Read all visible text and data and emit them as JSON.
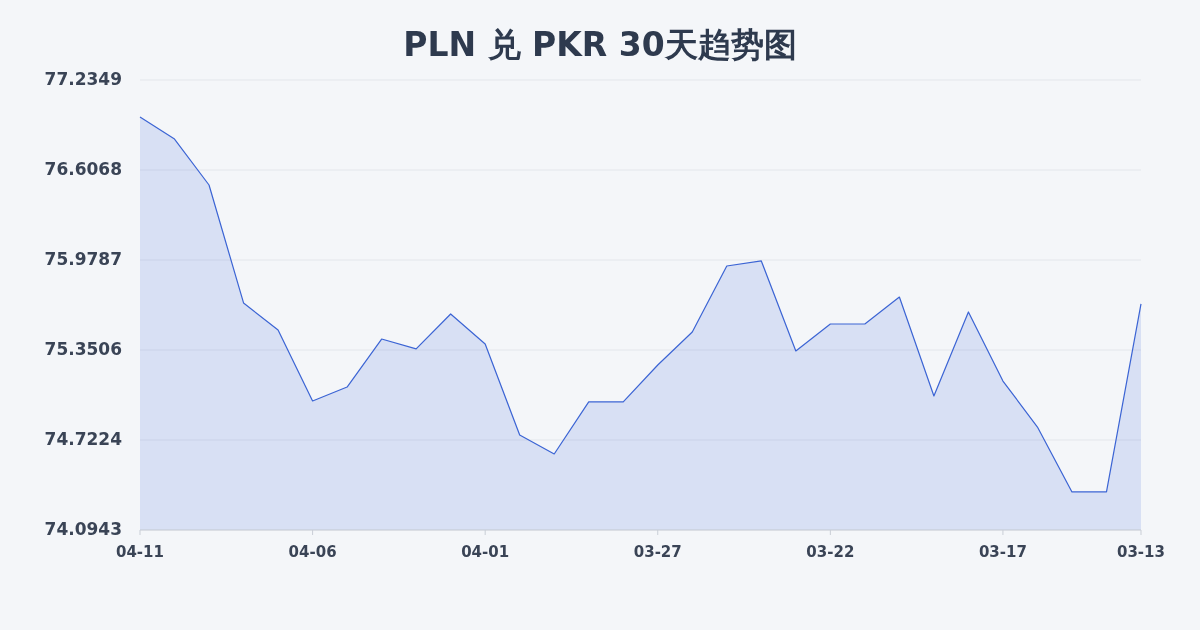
{
  "chart_data": {
    "type": "area",
    "title": "PLN 兑 PKR 30天趋势图",
    "categories": [
      "04-11",
      null,
      null,
      null,
      null,
      "04-06",
      null,
      null,
      null,
      null,
      "04-01",
      null,
      null,
      null,
      null,
      "03-27",
      null,
      null,
      null,
      null,
      "03-22",
      null,
      null,
      null,
      null,
      "03-17",
      null,
      null,
      null,
      "03-13"
    ],
    "values": [
      76.977,
      76.823,
      76.502,
      75.679,
      75.49,
      74.995,
      75.092,
      75.427,
      75.358,
      75.602,
      75.392,
      74.757,
      74.625,
      74.988,
      74.988,
      75.246,
      75.476,
      75.937,
      75.972,
      75.344,
      75.532,
      75.532,
      75.72,
      75.03,
      75.616,
      75.134,
      74.813,
      74.36,
      74.36,
      75.672
    ],
    "color": "#3b64d4",
    "ylim": [
      74.0943,
      77.2349
    ],
    "yticks": [
      74.0943,
      74.7224,
      75.3506,
      75.9787,
      76.6068,
      77.2349
    ],
    "grid": "y"
  }
}
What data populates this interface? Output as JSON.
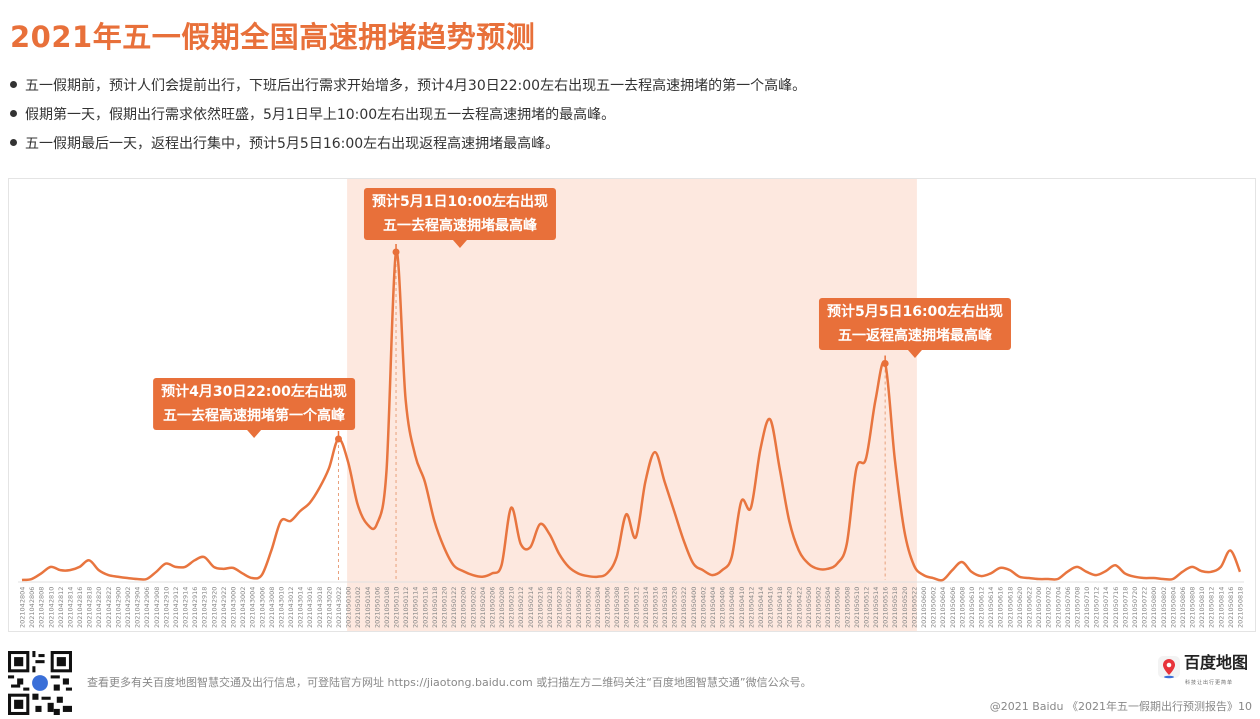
{
  "title": "2021年五一假期全国高速拥堵趋势预测",
  "bullets": [
    "五一假期前，预计人们会提前出行，下班后出行需求开始增多，预计4月30日22:00左右出现五一去程高速拥堵的第一个高峰。",
    "假期第一天，假期出行需求依然旺盛，5月1日早上10:00左右出现五一去程高速拥堵的最高峰。",
    "五一假期最后一天，返程出行集中，预计5月5日16:00左右出现返程高速拥堵最高峰。"
  ],
  "colors": {
    "accent": "#e8703a",
    "line": "#e8753f",
    "holiday_shade": "#fde8df",
    "text": "#333333"
  },
  "chart_data": {
    "type": "line",
    "title": "",
    "xlabel": "",
    "ylabel": "",
    "y_axis_shown": false,
    "grid": false,
    "categories": [
      "2021042804",
      "2021042806",
      "2021042808",
      "2021042810",
      "2021042812",
      "2021042814",
      "2021042816",
      "2021042818",
      "2021042820",
      "2021042822",
      "2021042900",
      "2021042902",
      "2021042904",
      "2021042906",
      "2021042908",
      "2021042910",
      "2021042912",
      "2021042914",
      "2021042916",
      "2021042918",
      "2021042920",
      "2021042922",
      "2021043000",
      "2021043002",
      "2021043004",
      "2021043006",
      "2021043008",
      "2021043010",
      "2021043012",
      "2021043014",
      "2021043016",
      "2021043018",
      "2021043020",
      "2021043022",
      "2021050100",
      "2021050102",
      "2021050104",
      "2021050106",
      "2021050108",
      "2021050110",
      "2021050112",
      "2021050114",
      "2021050116",
      "2021050118",
      "2021050120",
      "2021050122",
      "2021050200",
      "2021050202",
      "2021050204",
      "2021050206",
      "2021050208",
      "2021050210",
      "2021050212",
      "2021050214",
      "2021050216",
      "2021050218",
      "2021050220",
      "2021050222",
      "2021050300",
      "2021050302",
      "2021050304",
      "2021050306",
      "2021050308",
      "2021050310",
      "2021050312",
      "2021050314",
      "2021050316",
      "2021050318",
      "2021050320",
      "2021050322",
      "2021050400",
      "2021050402",
      "2021050404",
      "2021050406",
      "2021050408",
      "2021050410",
      "2021050412",
      "2021050414",
      "2021050416",
      "2021050418",
      "2021050420",
      "2021050422",
      "2021050500",
      "2021050502",
      "2021050504",
      "2021050506",
      "2021050508",
      "2021050510",
      "2021050512",
      "2021050514",
      "2021050516",
      "2021050518",
      "2021050520",
      "2021050522",
      "2021050600",
      "2021050602",
      "2021050604",
      "2021050606",
      "2021050608",
      "2021050610",
      "2021050612",
      "2021050614",
      "2021050616",
      "2021050618",
      "2021050620",
      "2021050622",
      "2021050700",
      "2021050702",
      "2021050704",
      "2021050706",
      "2021050708",
      "2021050710",
      "2021050712",
      "2021050714",
      "2021050716",
      "2021050718",
      "2021050720",
      "2021050722",
      "2021050800",
      "2021050802",
      "2021050804",
      "2021050806",
      "2021050808",
      "2021050810",
      "2021050812",
      "2021050814",
      "2021050816",
      "2021050818"
    ],
    "series": [
      {
        "values": [
          0,
          0.3,
          2,
          4,
          3,
          3,
          4,
          6,
          3,
          1.5,
          1,
          0.6,
          0.3,
          0.3,
          2.5,
          5,
          4,
          4,
          6,
          7,
          4,
          3.4,
          3.7,
          2,
          0.6,
          1.5,
          9,
          18,
          18,
          21,
          23.5,
          28,
          34,
          43,
          36,
          23,
          17,
          17,
          33,
          100,
          55,
          38,
          30,
          18,
          10,
          4.5,
          2.7,
          1.5,
          1,
          2,
          4.5,
          22,
          11,
          10,
          17,
          14,
          8,
          4,
          2,
          1.2,
          1,
          2,
          7,
          20,
          13,
          30,
          39,
          30,
          21,
          12,
          5,
          3,
          1.5,
          3,
          7,
          24,
          22,
          40,
          49,
          34,
          18,
          9,
          5,
          3.4,
          3.4,
          5,
          11,
          34,
          37,
          55,
          66,
          37,
          15,
          4.5,
          1.5,
          0.6,
          0,
          3,
          5.5,
          2.5,
          1.2,
          2,
          3.7,
          3,
          1,
          0.6,
          0.3,
          0.3,
          0.3,
          2.5,
          4,
          2.5,
          1.5,
          2.7,
          4.5,
          2,
          1,
          0.6,
          0.6,
          0.3,
          0.3,
          2.5,
          4,
          2.7,
          2.5,
          4,
          9,
          2.5
        ]
      }
    ],
    "shaded_range": [
      "2021050100",
      "2021050522"
    ],
    "annotations": [
      {
        "at": "2021043022",
        "lines": [
          "预计4月30日22:00左右出现",
          "五一去程高速拥堵第一个高峰"
        ]
      },
      {
        "at": "2021050110",
        "lines": [
          "预计5月1日10:00左右出现",
          "五一去程高速拥堵最高峰"
        ]
      },
      {
        "at": "2021050516",
        "lines": [
          "预计5月5日16:00左右出现",
          "五一返程高速拥堵最高峰"
        ]
      }
    ]
  },
  "footer": {
    "text": "查看更多有关百度地图智慧交通及出行信息，可登陆官方网址 https://jiaotong.baidu.com 或扫描左方二维码关注“百度地图智慧交通”微信公众号。",
    "copyright": "@2021 Baidu 《2021年五一假期出行预测报告》10",
    "qr_icon": "qr-code-icon",
    "logo_name": "百度地图",
    "logo_slogan": "科技让出行更简单"
  }
}
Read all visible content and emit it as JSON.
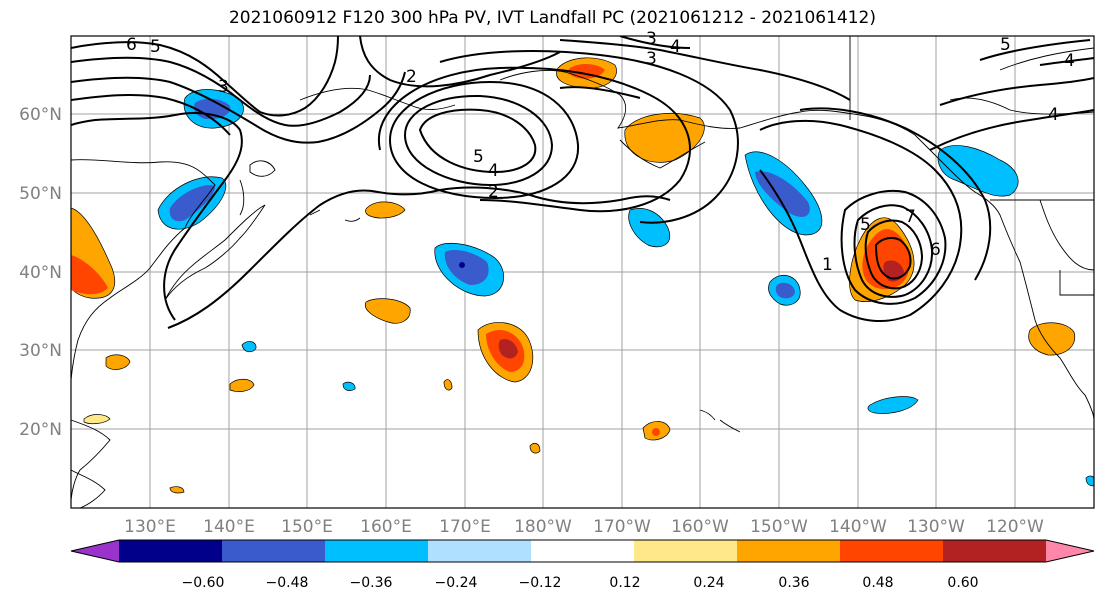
{
  "title": "2021060912 F120 300 hPa PV, IVT Landfall PC (2021061212 - 2021061412)",
  "lat_labels": [
    "60°N",
    "50°N",
    "40°N",
    "30°N",
    "20°N"
  ],
  "lon_labels": [
    "130°E",
    "140°E",
    "150°E",
    "160°E",
    "170°E",
    "180°W",
    "170°W",
    "160°W",
    "150°W",
    "140°W",
    "130°W",
    "120°W"
  ],
  "contour_labels": [
    "6",
    "5",
    "3",
    "2",
    "4",
    "5",
    "4",
    "2",
    "3",
    "4",
    "3",
    "5",
    "4",
    "7",
    "6",
    "5",
    "1"
  ],
  "colorbar": {
    "tick_labels": [
      "−0.60",
      "−0.48",
      "−0.36",
      "−0.24",
      "−0.12",
      "0.12",
      "0.24",
      "0.36",
      "0.48",
      "0.60"
    ],
    "colors": [
      "#9933cc",
      "#00008b",
      "#3a5bcc",
      "#00bfff",
      "#b0e0ff",
      "#ffffff",
      "#ffe88a",
      "#ffa500",
      "#ff4500",
      "#b22222",
      "#ff88aa"
    ]
  }
}
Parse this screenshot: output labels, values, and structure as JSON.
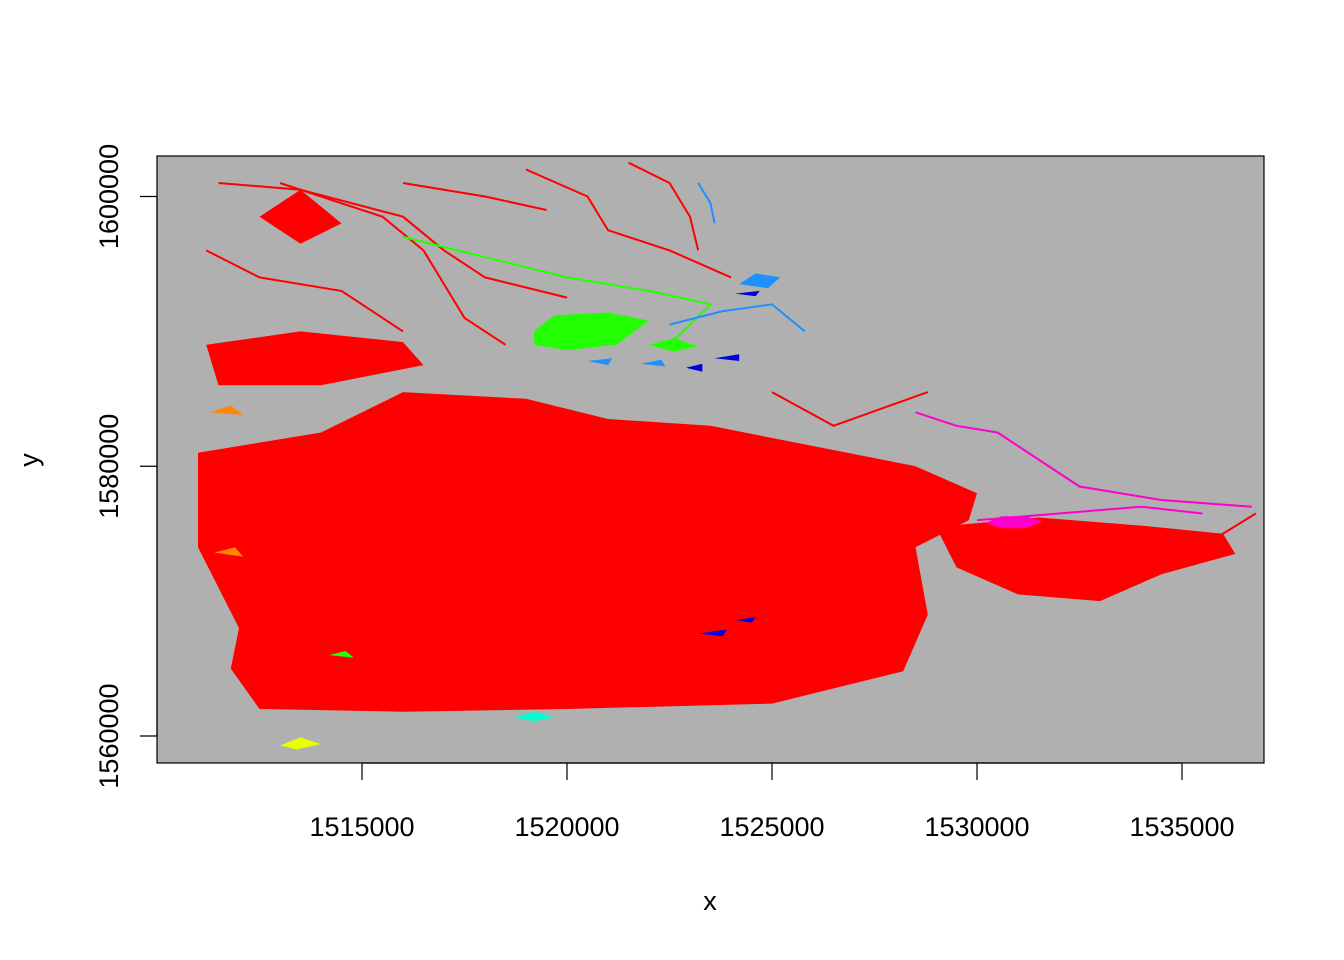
{
  "chart_data": {
    "type": "heatmap",
    "subtype": "raster-map",
    "title": "",
    "xlabel": "x",
    "ylabel": "y",
    "xlim": [
      1510000,
      1537000
    ],
    "ylim": [
      1558000,
      1603000
    ],
    "x_ticks": [
      1515000,
      1520000,
      1525000,
      1530000,
      1535000
    ],
    "x_tick_labels": [
      "1515000",
      "1520000",
      "1525000",
      "1530000",
      "1535000"
    ],
    "y_ticks": [
      1560000,
      1580000,
      1600000
    ],
    "y_tick_labels": [
      "1560000",
      "1580000",
      "1600000"
    ],
    "background_color": "#b0b0b0",
    "grid": false,
    "legend": "none",
    "class_colors": {
      "main": "#ff0000",
      "green": "#22ff00",
      "light_blue": "#1e90ff",
      "dark_blue": "#0000dd",
      "magenta": "#ff00cc",
      "orange": "#ff8800",
      "yellow": "#e8ff00",
      "cyan": "#00ffcc"
    },
    "regions": [
      {
        "class": "main",
        "polygon": [
          [
            1511000,
            1581000
          ],
          [
            1514000,
            1582500
          ],
          [
            1516000,
            1585500
          ],
          [
            1519000,
            1585000
          ],
          [
            1521000,
            1583500
          ],
          [
            1523500,
            1583000
          ],
          [
            1526000,
            1581500
          ],
          [
            1528500,
            1580000
          ],
          [
            1530000,
            1578000
          ],
          [
            1529800,
            1576000
          ],
          [
            1528500,
            1574000
          ],
          [
            1528800,
            1569000
          ],
          [
            1528200,
            1564800
          ],
          [
            1525000,
            1562400
          ],
          [
            1520000,
            1562000
          ],
          [
            1516000,
            1561800
          ],
          [
            1512500,
            1562000
          ],
          [
            1511800,
            1565000
          ],
          [
            1512000,
            1568000
          ],
          [
            1511000,
            1574000
          ]
        ]
      },
      {
        "class": "main",
        "polygon": [
          [
            1511200,
            1589000
          ],
          [
            1513500,
            1590000
          ],
          [
            1516000,
            1589200
          ],
          [
            1516500,
            1587500
          ],
          [
            1514000,
            1586000
          ],
          [
            1511500,
            1586000
          ]
        ]
      },
      {
        "class": "main",
        "polygon": [
          [
            1529000,
            1575500
          ],
          [
            1531500,
            1576200
          ],
          [
            1534000,
            1575600
          ],
          [
            1536000,
            1575000
          ],
          [
            1536300,
            1573500
          ],
          [
            1534500,
            1572000
          ],
          [
            1533000,
            1570000
          ],
          [
            1531000,
            1570500
          ],
          [
            1529500,
            1572500
          ]
        ]
      },
      {
        "class": "main",
        "polygon": [
          [
            1512500,
            1598500
          ],
          [
            1513500,
            1600500
          ],
          [
            1514500,
            1598000
          ],
          [
            1513500,
            1596500
          ]
        ]
      },
      {
        "class": "green",
        "polygon": [
          [
            1519200,
            1590000
          ],
          [
            1519700,
            1591200
          ],
          [
            1521000,
            1591400
          ],
          [
            1522000,
            1590800
          ],
          [
            1521200,
            1589000
          ],
          [
            1520000,
            1588600
          ],
          [
            1519200,
            1589000
          ]
        ]
      },
      {
        "class": "green",
        "polygon": [
          [
            1522000,
            1589000
          ],
          [
            1522600,
            1589500
          ],
          [
            1523200,
            1588900
          ],
          [
            1522600,
            1588500
          ]
        ]
      },
      {
        "class": "light_blue",
        "polygon": [
          [
            1524200,
            1593500
          ],
          [
            1524600,
            1594300
          ],
          [
            1525200,
            1594000
          ],
          [
            1524900,
            1593200
          ]
        ]
      },
      {
        "class": "light_blue",
        "polygon": [
          [
            1520500,
            1587800
          ],
          [
            1521100,
            1588000
          ],
          [
            1521000,
            1587500
          ]
        ]
      },
      {
        "class": "light_blue",
        "polygon": [
          [
            1521800,
            1587600
          ],
          [
            1522300,
            1587900
          ],
          [
            1522400,
            1587400
          ]
        ]
      },
      {
        "class": "dark_blue",
        "polygon": [
          [
            1524100,
            1592800
          ],
          [
            1524700,
            1593000
          ],
          [
            1524600,
            1592600
          ]
        ]
      },
      {
        "class": "dark_blue",
        "polygon": [
          [
            1523600,
            1588000
          ],
          [
            1524200,
            1588300
          ],
          [
            1524200,
            1587800
          ]
        ]
      },
      {
        "class": "dark_blue",
        "polygon": [
          [
            1522900,
            1587300
          ],
          [
            1523300,
            1587600
          ],
          [
            1523300,
            1587000
          ]
        ]
      },
      {
        "class": "dark_blue",
        "polygon": [
          [
            1524100,
            1568600
          ],
          [
            1524600,
            1568800
          ],
          [
            1524500,
            1568400
          ]
        ]
      },
      {
        "class": "dark_blue",
        "polygon": [
          [
            1523200,
            1567600
          ],
          [
            1523900,
            1567900
          ],
          [
            1523800,
            1567400
          ]
        ]
      },
      {
        "class": "magenta",
        "polygon": [
          [
            1530200,
            1575800
          ],
          [
            1530600,
            1576300
          ],
          [
            1531200,
            1576300
          ],
          [
            1531600,
            1575900
          ],
          [
            1531200,
            1575400
          ],
          [
            1530600,
            1575400
          ]
        ]
      },
      {
        "class": "orange",
        "polygon": [
          [
            1511300,
            1584000
          ],
          [
            1511800,
            1584500
          ],
          [
            1512100,
            1583800
          ]
        ]
      },
      {
        "class": "orange",
        "polygon": [
          [
            1511400,
            1573600
          ],
          [
            1511900,
            1574000
          ],
          [
            1512100,
            1573300
          ]
        ]
      },
      {
        "class": "yellow",
        "polygon": [
          [
            1513000,
            1559300
          ],
          [
            1513500,
            1559900
          ],
          [
            1514000,
            1559400
          ],
          [
            1513400,
            1559000
          ]
        ]
      },
      {
        "class": "cyan",
        "polygon": [
          [
            1518700,
            1561400
          ],
          [
            1519200,
            1561800
          ],
          [
            1519700,
            1561400
          ],
          [
            1519200,
            1561100
          ]
        ]
      },
      {
        "class": "green",
        "polygon": [
          [
            1514200,
            1566000
          ],
          [
            1514600,
            1566300
          ],
          [
            1514800,
            1565800
          ]
        ]
      }
    ],
    "lines": [
      {
        "class": "main",
        "points": [
          [
            1511500,
            1601000
          ],
          [
            1513500,
            1600500
          ],
          [
            1516000,
            1598500
          ],
          [
            1517000,
            1596000
          ],
          [
            1518000,
            1594000
          ],
          [
            1520000,
            1592500
          ]
        ]
      },
      {
        "class": "main",
        "points": [
          [
            1513000,
            1601000
          ],
          [
            1515500,
            1598500
          ],
          [
            1516500,
            1596000
          ],
          [
            1517500,
            1591000
          ],
          [
            1518500,
            1589000
          ]
        ]
      },
      {
        "class": "main",
        "points": [
          [
            1519000,
            1602000
          ],
          [
            1520500,
            1600000
          ],
          [
            1521000,
            1597500
          ],
          [
            1522500,
            1596000
          ],
          [
            1524000,
            1594000
          ]
        ]
      },
      {
        "class": "main",
        "points": [
          [
            1521500,
            1602500
          ],
          [
            1522500,
            1601000
          ],
          [
            1523000,
            1598500
          ],
          [
            1523200,
            1596000
          ]
        ]
      },
      {
        "class": "main",
        "points": [
          [
            1525000,
            1585500
          ],
          [
            1526500,
            1583000
          ],
          [
            1528800,
            1585500
          ]
        ]
      },
      {
        "class": "main",
        "points": [
          [
            1530500,
            1575400
          ],
          [
            1532500,
            1574000
          ],
          [
            1533500,
            1571500
          ],
          [
            1535200,
            1573500
          ],
          [
            1536800,
            1576500
          ]
        ]
      },
      {
        "class": "main",
        "points": [
          [
            1511200,
            1596000
          ],
          [
            1512500,
            1594000
          ],
          [
            1514500,
            1593000
          ],
          [
            1516000,
            1590000
          ]
        ]
      },
      {
        "class": "main",
        "points": [
          [
            1516000,
            1601000
          ],
          [
            1518000,
            1600000
          ],
          [
            1519500,
            1599000
          ]
        ]
      },
      {
        "class": "green",
        "points": [
          [
            1516000,
            1597000
          ],
          [
            1518000,
            1595500
          ],
          [
            1520000,
            1594000
          ],
          [
            1522000,
            1593000
          ],
          [
            1523500,
            1592000
          ],
          [
            1522500,
            1589000
          ]
        ]
      },
      {
        "class": "light_blue",
        "points": [
          [
            1522500,
            1590500
          ],
          [
            1523800,
            1591500
          ],
          [
            1525000,
            1592000
          ],
          [
            1525800,
            1590000
          ]
        ]
      },
      {
        "class": "light_blue",
        "points": [
          [
            1523200,
            1601000
          ],
          [
            1523500,
            1599500
          ],
          [
            1523600,
            1598000
          ]
        ]
      },
      {
        "class": "magenta",
        "points": [
          [
            1528500,
            1584000
          ],
          [
            1529500,
            1583000
          ],
          [
            1530500,
            1582500
          ],
          [
            1531500,
            1580500
          ],
          [
            1532500,
            1578500
          ],
          [
            1534500,
            1577500
          ],
          [
            1536700,
            1577000
          ]
        ]
      },
      {
        "class": "magenta",
        "points": [
          [
            1530000,
            1576000
          ],
          [
            1532000,
            1576500
          ],
          [
            1534000,
            1577000
          ],
          [
            1535500,
            1576500
          ]
        ]
      }
    ]
  }
}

▶ INSTRUCTIONS FOR THE TASK: Compute the number of lines above that contain the string "emit". Reply with that value only.

▶ ANSWER BELOW: 2